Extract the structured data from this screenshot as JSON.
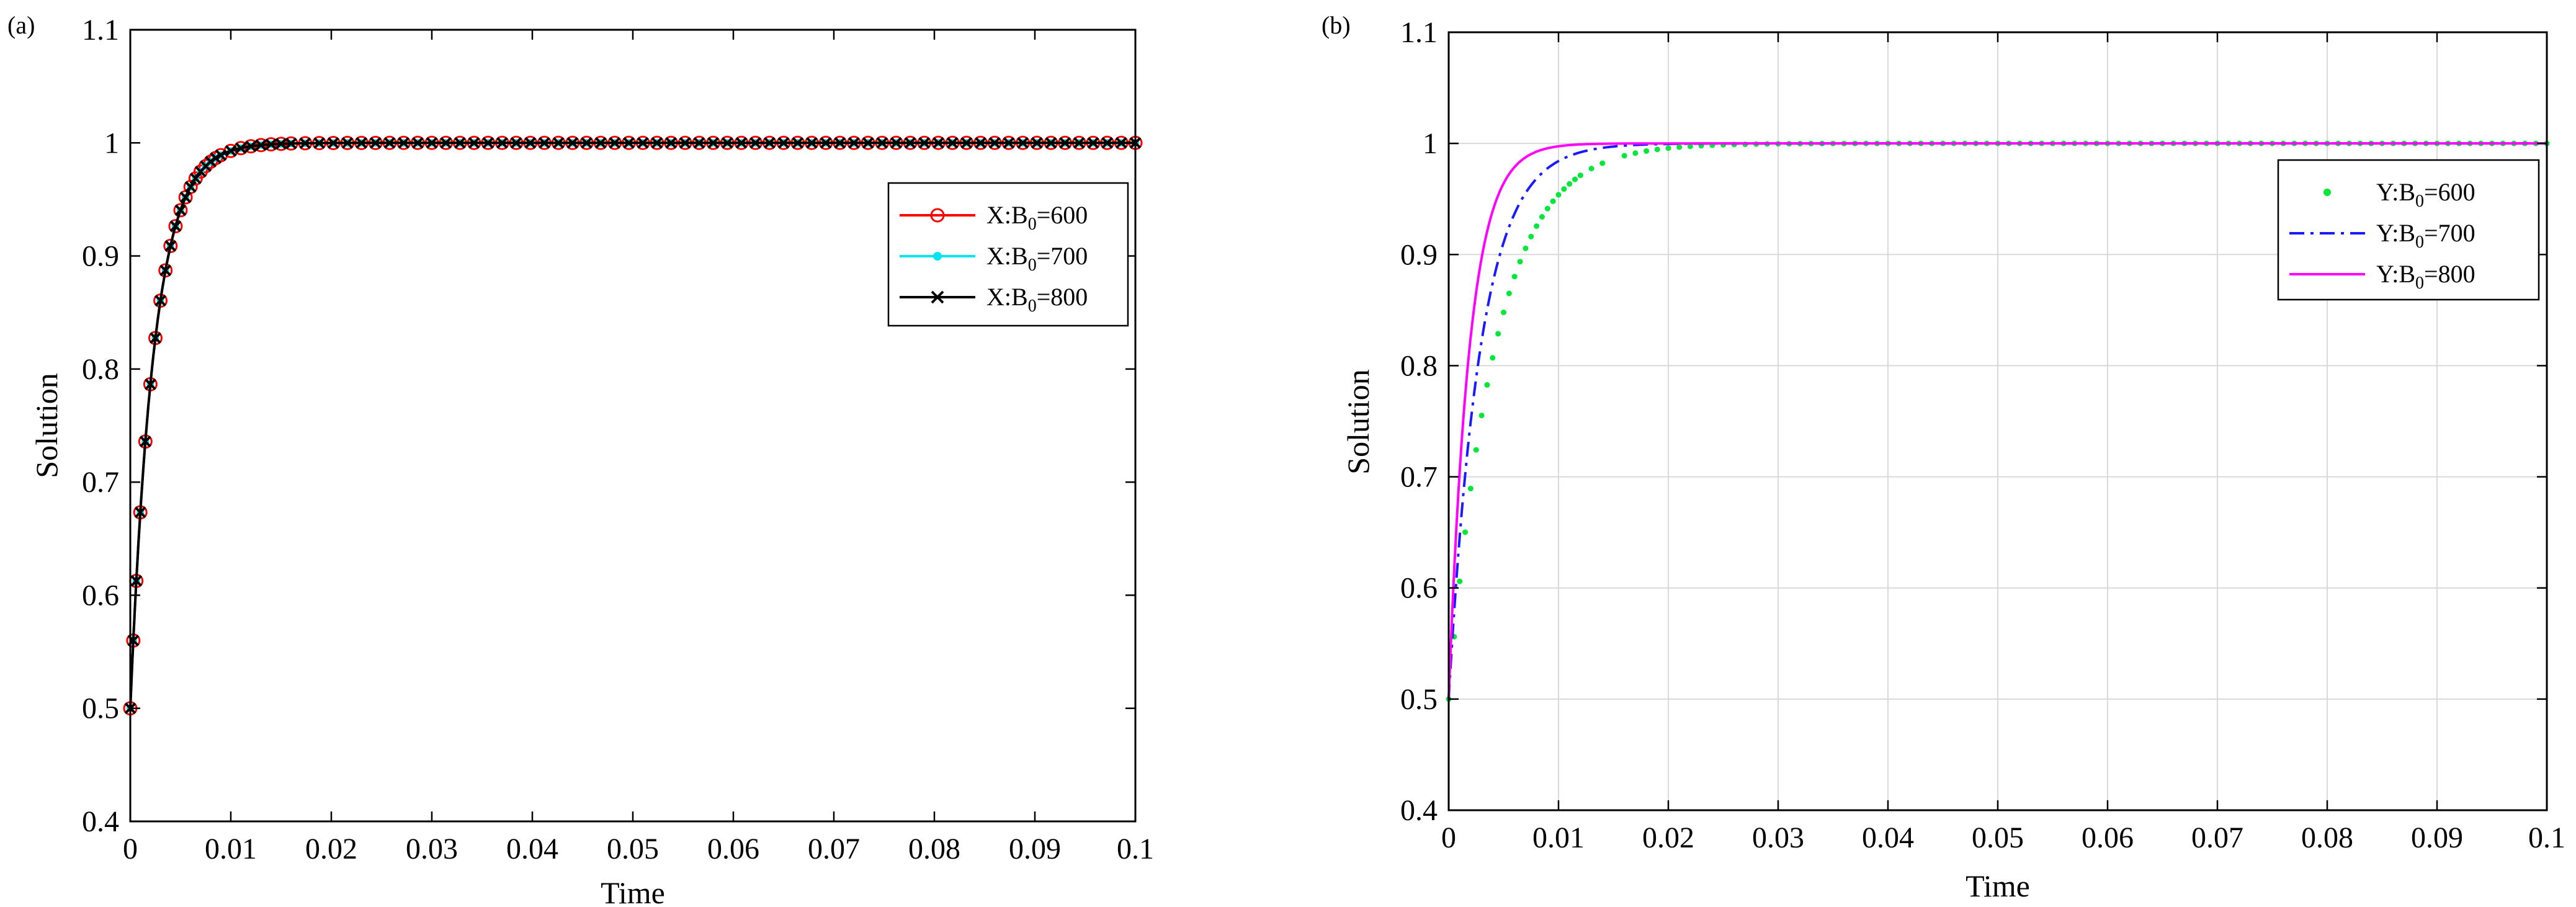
{
  "chart_data": [
    {
      "panel": "(a)",
      "type": "line",
      "title": "",
      "xlabel": "Time",
      "ylabel": "Solution",
      "xlim": [
        0,
        0.1
      ],
      "ylim": [
        0.4,
        1.1
      ],
      "xticks": [
        0,
        0.01,
        0.02,
        0.03,
        0.04,
        0.05,
        0.06,
        0.07,
        0.08,
        0.09,
        0.1
      ],
      "xtick_labels": [
        "0",
        "0.01",
        "0.02",
        "0.03",
        "0.04",
        "0.05",
        "0.06",
        "0.07",
        "0.08",
        "0.09",
        "0.1"
      ],
      "yticks": [
        0.4,
        0.5,
        0.6,
        0.7,
        0.8,
        0.9,
        1,
        1.1
      ],
      "ytick_labels": [
        "0.4",
        "0.5",
        "0.6",
        "0.7",
        "0.8",
        "0.9",
        "1",
        "1.1"
      ],
      "grid": false,
      "legend_position": "right",
      "series": [
        {
          "name": "X:B0=600",
          "legend_prefix": "X:B",
          "legend_sub": "0",
          "legend_suffix": "=600",
          "color": "#ff0000",
          "line": "solid",
          "marker": "circle",
          "tau": 0.00235
        },
        {
          "name": "X:B0=700",
          "legend_prefix": "X:B",
          "legend_sub": "0",
          "legend_suffix": "=700",
          "color": "#00e5ee",
          "line": "solid",
          "marker": "dot",
          "tau": 0.00235
        },
        {
          "name": "X:B0=800",
          "legend_prefix": "X:B",
          "legend_sub": "0",
          "legend_suffix": "=800",
          "color": "#000000",
          "line": "solid",
          "marker": "x",
          "tau": 0.00235
        }
      ],
      "curve_model": "y = 1 - 0.5*exp(-t/tau)",
      "sample_points_t": [
        0,
        0.0003,
        0.0006,
        0.001,
        0.0015,
        0.002,
        0.0025,
        0.003,
        0.0035,
        0.004,
        0.0045,
        0.005,
        0.0055,
        0.006,
        0.0065,
        0.007,
        0.0075,
        0.008,
        0.0085,
        0.009,
        0.01,
        0.011,
        0.012,
        0.013,
        0.014,
        0.015
      ]
    },
    {
      "panel": "(b)",
      "type": "line",
      "title": "",
      "xlabel": "Time",
      "ylabel": "Solution",
      "xlim": [
        0,
        0.1
      ],
      "ylim": [
        0.4,
        1.1
      ],
      "xticks": [
        0,
        0.01,
        0.02,
        0.03,
        0.04,
        0.05,
        0.06,
        0.07,
        0.08,
        0.09,
        0.1
      ],
      "xtick_labels": [
        "0",
        "0.01",
        "0.02",
        "0.03",
        "0.04",
        "0.05",
        "0.06",
        "0.07",
        "0.08",
        "0.09",
        "0.1"
      ],
      "yticks": [
        0.4,
        0.5,
        0.6,
        0.7,
        0.8,
        0.9,
        1,
        1.1
      ],
      "ytick_labels": [
        "0.4",
        "0.5",
        "0.6",
        "0.7",
        "0.8",
        "0.9",
        "1",
        "1.1"
      ],
      "grid": true,
      "legend_position": "top-right",
      "series": [
        {
          "name": "Y:B0=600",
          "legend_prefix": "Y:B",
          "legend_sub": "0",
          "legend_suffix": "=600",
          "color": "#00e639",
          "line": "dotted",
          "marker": "dot",
          "tau": 0.0042
        },
        {
          "name": "Y:B0=700",
          "legend_prefix": "Y:B",
          "legend_sub": "0",
          "legend_suffix": "=700",
          "color": "#1a1aff",
          "line": "dashdot",
          "marker": "none",
          "tau": 0.0029
        },
        {
          "name": "Y:B0=800",
          "legend_prefix": "Y:B",
          "legend_sub": "0",
          "legend_suffix": "=800",
          "color": "#ff00ff",
          "line": "solid",
          "marker": "none",
          "tau": 0.0019
        }
      ],
      "curve_model": "y = 1 - 0.5*exp(-t/tau)",
      "sample_points_t": [
        0,
        0.0005,
        0.001,
        0.0015,
        0.002,
        0.0025,
        0.003,
        0.0035,
        0.004,
        0.0045,
        0.005,
        0.0055,
        0.006,
        0.0065,
        0.007,
        0.0075,
        0.008,
        0.0085,
        0.009,
        0.0095,
        0.01,
        0.0105,
        0.011,
        0.0115,
        0.012,
        0.013,
        0.014
      ]
    }
  ]
}
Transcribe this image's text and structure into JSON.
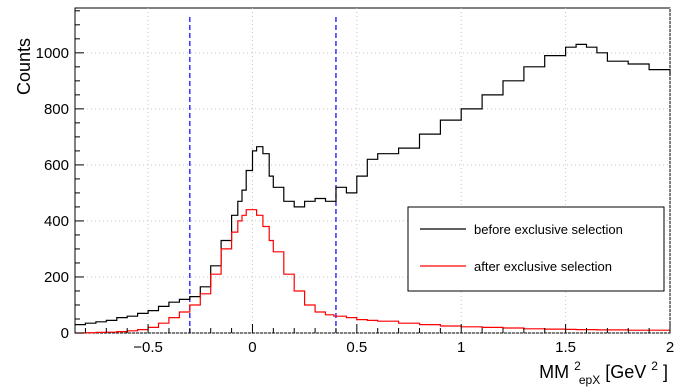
{
  "chart_data": {
    "type": "line",
    "xlabel": {
      "base": "MM",
      "sup": "2",
      "sub": "epX",
      "unit_pre": " [GeV",
      "unit_sup": "2",
      "unit_post": "]"
    },
    "ylabel": "Counts",
    "xlim": [
      -0.85,
      2.0
    ],
    "ylim": [
      0,
      1160
    ],
    "xticks": [
      -0.5,
      0,
      0.5,
      1,
      1.5,
      2
    ],
    "xtick_labels": [
      "−0.5",
      "0",
      "0.5",
      "1",
      "1.5",
      "2"
    ],
    "yticks": [
      0,
      200,
      400,
      600,
      800,
      1000
    ],
    "ytick_labels": [
      "0",
      "200",
      "400",
      "600",
      "800",
      "1000"
    ],
    "grid": true,
    "legend_position": "right",
    "cut_lines": {
      "x": [
        -0.3,
        0.4
      ],
      "color": "#0000ff"
    },
    "x": [
      -0.85,
      -0.8,
      -0.75,
      -0.7,
      -0.65,
      -0.6,
      -0.55,
      -0.5,
      -0.45,
      -0.4,
      -0.35,
      -0.3,
      -0.25,
      -0.2,
      -0.15,
      -0.1,
      -0.07,
      -0.05,
      -0.03,
      0,
      0.02,
      0.05,
      0.08,
      0.1,
      0.15,
      0.2,
      0.25,
      0.3,
      0.35,
      0.39,
      0.4,
      0.45,
      0.5,
      0.55,
      0.6,
      0.7,
      0.8,
      0.9,
      1.0,
      1.1,
      1.2,
      1.3,
      1.4,
      1.5,
      1.55,
      1.6,
      1.65,
      1.7,
      1.8,
      1.9,
      2.0
    ],
    "series": [
      {
        "name": "before exclusive selection",
        "color": "#000000",
        "values": [
          30,
          35,
          40,
          45,
          55,
          60,
          70,
          80,
          95,
          110,
          120,
          130,
          165,
          240,
          330,
          420,
          470,
          510,
          580,
          650,
          665,
          640,
          560,
          520,
          470,
          450,
          470,
          480,
          470,
          470,
          520,
          500,
          560,
          620,
          640,
          660,
          710,
          760,
          800,
          850,
          900,
          950,
          990,
          1020,
          1030,
          1020,
          1000,
          970,
          960,
          940,
          920
        ]
      },
      {
        "name": "after exclusive selection",
        "color": "#ff0000",
        "values": [
          0,
          1,
          2,
          3,
          5,
          8,
          12,
          20,
          35,
          55,
          75,
          100,
          140,
          210,
          300,
          360,
          400,
          420,
          440,
          440,
          420,
          380,
          330,
          290,
          210,
          150,
          100,
          75,
          65,
          60,
          60,
          55,
          48,
          45,
          42,
          35,
          30,
          25,
          22,
          20,
          18,
          15,
          14,
          13,
          12,
          12,
          11,
          11,
          10,
          10,
          10
        ]
      }
    ]
  }
}
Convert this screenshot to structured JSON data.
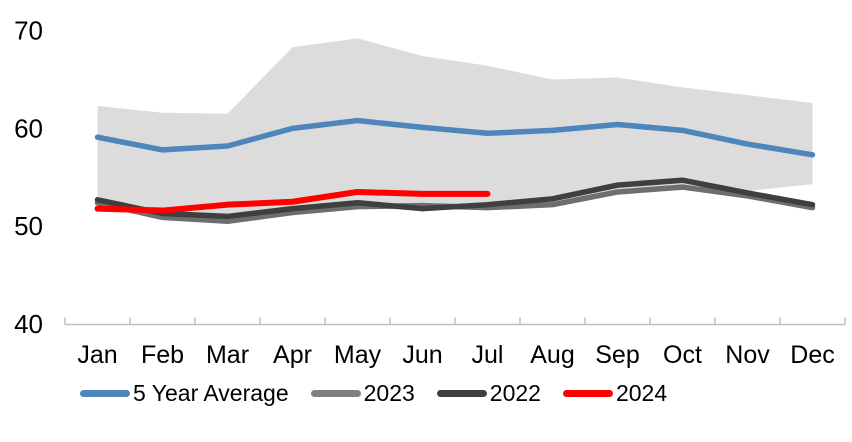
{
  "chart_data": {
    "type": "line",
    "categories": [
      "Jan",
      "Feb",
      "Mar",
      "Apr",
      "May",
      "Jun",
      "Jul",
      "Aug",
      "Sep",
      "Oct",
      "Nov",
      "Dec"
    ],
    "yticks": [
      40,
      50,
      60,
      70
    ],
    "ylim": [
      40,
      70
    ],
    "grid": false,
    "legend_position": "bottom",
    "axis_color": "#BFBFBF",
    "text_color": "#000000",
    "band": {
      "name": "5-year-range",
      "color": "#DCDCDC",
      "top": [
        62.3,
        61.6,
        61.5,
        68.3,
        69.2,
        67.4,
        66.4,
        65.0,
        65.2,
        64.2,
        63.4,
        62.6
      ],
      "bottom": [
        51.9,
        50.8,
        50.4,
        51.3,
        51.9,
        51.6,
        51.8,
        52.4,
        53.4,
        53.9,
        53.6,
        54.3
      ]
    },
    "series": [
      {
        "name": "5 Year Average",
        "color": "#4E86BB",
        "width": 5.5,
        "values": [
          59.1,
          57.8,
          58.2,
          60.0,
          60.8,
          60.1,
          59.5,
          59.8,
          60.4,
          59.8,
          58.4,
          57.3
        ]
      },
      {
        "name": "2023",
        "color": "#6E6E6E",
        "width": 5.5,
        "values": [
          52.4,
          50.9,
          50.5,
          51.4,
          52.0,
          52.1,
          51.9,
          52.2,
          53.5,
          54.0,
          53.1,
          51.9
        ]
      },
      {
        "name": "2022",
        "color": "#3F3F3F",
        "width": 5.5,
        "values": [
          52.7,
          51.3,
          51.0,
          51.8,
          52.4,
          51.8,
          52.2,
          52.8,
          54.2,
          54.7,
          53.4,
          52.2
        ]
      },
      {
        "name": "2024",
        "color": "#FF0000",
        "width": 6,
        "values": [
          51.8,
          51.6,
          52.2,
          52.5,
          53.5,
          53.3,
          53.3,
          null,
          null,
          null,
          null,
          null
        ]
      }
    ]
  },
  "legend": {
    "items": [
      {
        "label": "5 Year Average",
        "color": "#4E86BB"
      },
      {
        "label": "2023",
        "color": "#7F7F7F"
      },
      {
        "label": "2022",
        "color": "#404040"
      },
      {
        "label": "2024",
        "color": "#FF0000"
      }
    ]
  }
}
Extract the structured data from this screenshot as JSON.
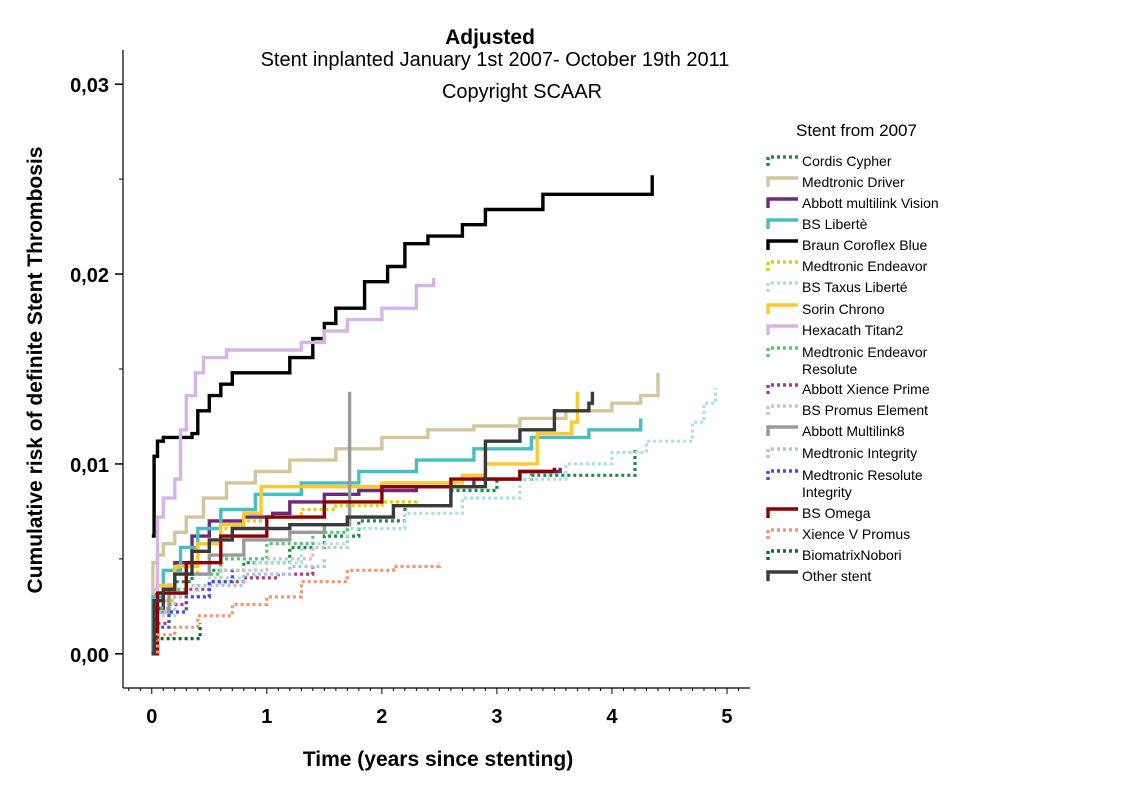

○ ○ ○

— Exercise —
Find every line that holds "JSON" and copy it.

— Exercise answer —
Extract the structured data from this screenshot as JSON.
Transcribe this image's text and structure into JSON.
Convert this screenshot to structured JSON data.
Extract the structured data from this screenshot as JSON.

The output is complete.